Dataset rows
★ ★ ★ ★

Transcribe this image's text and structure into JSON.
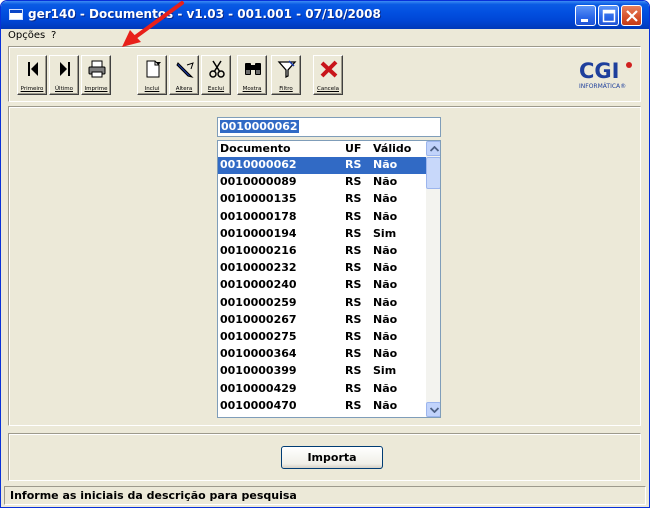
{
  "window": {
    "title": "ger140 - Documentos -  v1.03 - 001.001 - 07/10/2008"
  },
  "menu": {
    "items": [
      {
        "label": "Opções"
      },
      {
        "label": "?"
      }
    ]
  },
  "toolbar": {
    "buttons": [
      {
        "label": "Primeiro",
        "icon": "first-icon"
      },
      {
        "label": "Último",
        "icon": "last-icon"
      },
      {
        "label": "Imprime",
        "icon": "printer-icon"
      },
      {
        "label": "Inclui",
        "icon": "new-document-icon"
      },
      {
        "label": "Altera",
        "icon": "edit-pen-icon"
      },
      {
        "label": "Exclui",
        "icon": "scissors-icon"
      },
      {
        "label": "Mostra",
        "icon": "binoculars-icon"
      },
      {
        "label": "Filtro",
        "icon": "filter-funnel-icon"
      },
      {
        "label": "Cancela",
        "icon": "cancel-x-icon"
      }
    ],
    "logo": {
      "text": "CGI",
      "subtext": "INFORMÁTICA®"
    }
  },
  "search": {
    "value": "0010000062"
  },
  "list": {
    "headers": [
      "Documento",
      "UF",
      "Válido"
    ],
    "selected_index": 0,
    "rows": [
      [
        "0010000062",
        "RS",
        "Não"
      ],
      [
        "0010000089",
        "RS",
        "Não"
      ],
      [
        "0010000135",
        "RS",
        "Não"
      ],
      [
        "0010000178",
        "RS",
        "Não"
      ],
      [
        "0010000194",
        "RS",
        "Sim"
      ],
      [
        "0010000216",
        "RS",
        "Não"
      ],
      [
        "0010000232",
        "RS",
        "Não"
      ],
      [
        "0010000240",
        "RS",
        "Não"
      ],
      [
        "0010000259",
        "RS",
        "Não"
      ],
      [
        "0010000267",
        "RS",
        "Não"
      ],
      [
        "0010000275",
        "RS",
        "Não"
      ],
      [
        "0010000364",
        "RS",
        "Não"
      ],
      [
        "0010000399",
        "RS",
        "Sim"
      ],
      [
        "0010000429",
        "RS",
        "Não"
      ],
      [
        "0010000470",
        "RS",
        "Não"
      ]
    ]
  },
  "actions": {
    "import_label": "Importa"
  },
  "status": {
    "text": "Informe as iniciais da descrição para pesquisa"
  },
  "colors": {
    "selection": "#316ac5",
    "titlebar": "#0250e0",
    "annotation_arrow": "#e8201a"
  }
}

★ ★ ★ ★

→ **EXERCISE INSTRUCTIONS**: Print out the material word for word, omitting the pictures.

→ **WORKED SOLUTION**:
Transcribe this image's text and structure into JSON.
{
  "window": {
    "title": "ger140 - Documentos -  v1.03 - 001.001 - 07/10/2008"
  },
  "menu": {
    "items": [
      {
        "label": "Opções"
      },
      {
        "label": "?"
      }
    ]
  },
  "toolbar": {
    "buttons": [
      {
        "label": "Primeiro",
        "icon": "first-icon"
      },
      {
        "label": "Último",
        "icon": "last-icon"
      },
      {
        "label": "Imprime",
        "icon": "printer-icon"
      },
      {
        "label": "Inclui",
        "icon": "new-document-icon"
      },
      {
        "label": "Altera",
        "icon": "edit-pen-icon"
      },
      {
        "label": "Exclui",
        "icon": "scissors-icon"
      },
      {
        "label": "Mostra",
        "icon": "binoculars-icon"
      },
      {
        "label": "Filtro",
        "icon": "filter-funnel-icon"
      },
      {
        "label": "Cancela",
        "icon": "cancel-x-icon"
      }
    ],
    "logo": {
      "text": "CGI",
      "subtext": "INFORMÁTICA®"
    }
  },
  "search": {
    "value": "0010000062"
  },
  "list": {
    "headers": [
      "Documento",
      "UF",
      "Válido"
    ],
    "selected_index": 0,
    "rows": [
      [
        "0010000062",
        "RS",
        "Não"
      ],
      [
        "0010000089",
        "RS",
        "Não"
      ],
      [
        "0010000135",
        "RS",
        "Não"
      ],
      [
        "0010000178",
        "RS",
        "Não"
      ],
      [
        "0010000194",
        "RS",
        "Sim"
      ],
      [
        "0010000216",
        "RS",
        "Não"
      ],
      [
        "0010000232",
        "RS",
        "Não"
      ],
      [
        "0010000240",
        "RS",
        "Não"
      ],
      [
        "0010000259",
        "RS",
        "Não"
      ],
      [
        "0010000267",
        "RS",
        "Não"
      ],
      [
        "0010000275",
        "RS",
        "Não"
      ],
      [
        "0010000364",
        "RS",
        "Não"
      ],
      [
        "0010000399",
        "RS",
        "Sim"
      ],
      [
        "0010000429",
        "RS",
        "Não"
      ],
      [
        "0010000470",
        "RS",
        "Não"
      ]
    ]
  },
  "actions": {
    "import_label": "Importa"
  },
  "status": {
    "text": "Informe as iniciais da descrição para pesquisa"
  },
  "colors": {
    "selection": "#316ac5",
    "titlebar": "#0250e0",
    "annotation_arrow": "#e8201a"
  }
}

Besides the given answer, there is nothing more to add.